--- Description of the task ---
Spot every line with the word "következő" and return it.

+++ Exercise inputs

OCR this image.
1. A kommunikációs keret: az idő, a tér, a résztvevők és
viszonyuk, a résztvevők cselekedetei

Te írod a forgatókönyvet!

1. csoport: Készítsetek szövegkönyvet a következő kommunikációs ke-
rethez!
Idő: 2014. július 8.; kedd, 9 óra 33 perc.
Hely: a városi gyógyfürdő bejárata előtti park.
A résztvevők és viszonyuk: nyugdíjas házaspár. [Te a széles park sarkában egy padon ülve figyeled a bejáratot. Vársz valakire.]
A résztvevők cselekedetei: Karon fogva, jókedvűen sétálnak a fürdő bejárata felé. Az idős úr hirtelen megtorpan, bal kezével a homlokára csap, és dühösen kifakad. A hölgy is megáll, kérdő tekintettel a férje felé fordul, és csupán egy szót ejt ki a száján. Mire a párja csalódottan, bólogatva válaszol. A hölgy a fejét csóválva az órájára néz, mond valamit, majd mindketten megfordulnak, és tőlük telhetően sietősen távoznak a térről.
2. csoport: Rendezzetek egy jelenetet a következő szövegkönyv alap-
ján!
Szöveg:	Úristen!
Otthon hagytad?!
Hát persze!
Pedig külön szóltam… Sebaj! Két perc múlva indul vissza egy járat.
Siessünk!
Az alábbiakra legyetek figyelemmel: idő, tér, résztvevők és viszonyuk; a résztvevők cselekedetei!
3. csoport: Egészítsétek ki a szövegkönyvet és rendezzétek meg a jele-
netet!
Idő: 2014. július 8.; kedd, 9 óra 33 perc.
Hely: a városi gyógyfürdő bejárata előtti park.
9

++++++

--- Result for this exercise ---
1. csoport: Készítsetek szövegkönyvet a következő kommunikációs ke-
2. csoport: Rendezzetek egy jelenetet a következő szövegkönyv alap-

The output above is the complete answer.